● **Records supplied**:
↓

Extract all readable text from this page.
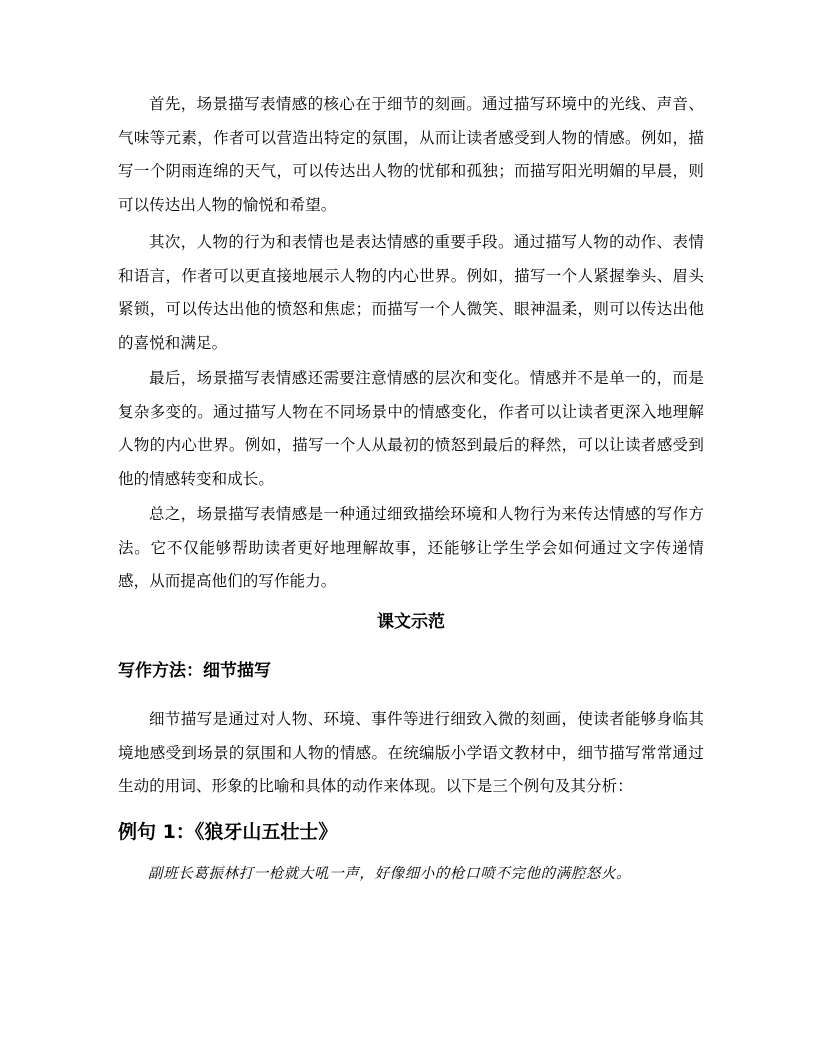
首先，场景描写表情感的核心在于细节的刻画。通过描写环境中的光线、声音、气味等元素，作者可以营造出特定的氛围，从而让读者感受到人物的情感。例如，描写一个阴雨连绵的天气，可以传达出人物的忧郁和孤独；而描写阳光明媚的早晨，则可以传达出人物的愉悦和希望。

其次，人物的行为和表情也是表达情感的重要手段。通过描写人物的动作、表情和语言，作者可以更直接地展示人物的内心世界。例如，描写一个人紧握拳头、眉头紧锁，可以传达出他的愤怒和焦虑；而描写一个人微笑、眼神温柔，则可以传达出他的喜悦和满足。

最后，场景描写表情感还需要注意情感的层次和变化。情感并不是单一的，而是复杂多变的。通过描写人物在不同场景中的情感变化，作者可以让读者更深入地理解人物的内心世界。例如，描写一个人从最初的愤怒到最后的释然，可以让读者感受到他的情感转变和成长。

总之，场景描写表情感是一种通过细致描绘环境和人物行为来传达情感的写作方法。它不仅能够帮助读者更好地理解故事，还能够让学生学会如何通过文字传递情感，从而提高他们的写作能力。

课文示范
写作方法：细节描写

细节描写是通过对人物、环境、事件等进行细致入微的刻画，使读者能够身临其境地感受到场景的氛围和人物的情感。在统编版小学语文教材中，细节描写常常通过生动的用词、形象的比喻和具体的动作来体现。以下是三个例句及其分析：

例句 1：《狼牙山五壮士》

副班长葛振林打一枪就大吼一声，好像细小的枪口喷不完他的满腔怒火。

↑

● **What is expected**:
The records above should be reproduced exactly, with no pictures included.

● **Full output**:
Extract all readable text from this page.
首先，场景描写表情感的核心在于细节的刻画。通过描写环境中的光线、声音、气味等元素，作者可以营造出特定的氛围，从而让读者感受到人物的情感。例如，描写一个阴雨连绵的天气，可以传达出人物的忧郁和孤独；而描写阳光明媚的早晨，则可以传达出人物的愉悦和希望。

其次，人物的行为和表情也是表达情感的重要手段。通过描写人物的动作、表情和语言，作者可以更直接地展示人物的内心世界。例如，描写一个人紧握拳头、眉头紧锁，可以传达出他的愤怒和焦虑；而描写一个人微笑、眼神温柔，则可以传达出他的喜悦和满足。

最后，场景描写表情感还需要注意情感的层次和变化。情感并不是单一的，而是复杂多变的。通过描写人物在不同场景中的情感变化，作者可以让读者更深入地理解人物的内心世界。例如，描写一个人从最初的愤怒到最后的释然，可以让读者感受到他的情感转变和成长。

总之，场景描写表情感是一种通过细致描绘环境和人物行为来传达情感的写作方法。它不仅能够帮助读者更好地理解故事，还能够让学生学会如何通过文字传递情感，从而提高他们的写作能力。

课文示范
写作方法：细节描写

细节描写是通过对人物、环境、事件等进行细致入微的刻画，使读者能够身临其境地感受到场景的氛围和人物的情感。在统编版小学语文教材中，细节描写常常通过生动的用词、形象的比喻和具体的动作来体现。以下是三个例句及其分析：

例句 1：《狼牙山五壮士》

副班长葛振林打一枪就大吼一声，好像细小的枪口喷不完他的满腔怒火。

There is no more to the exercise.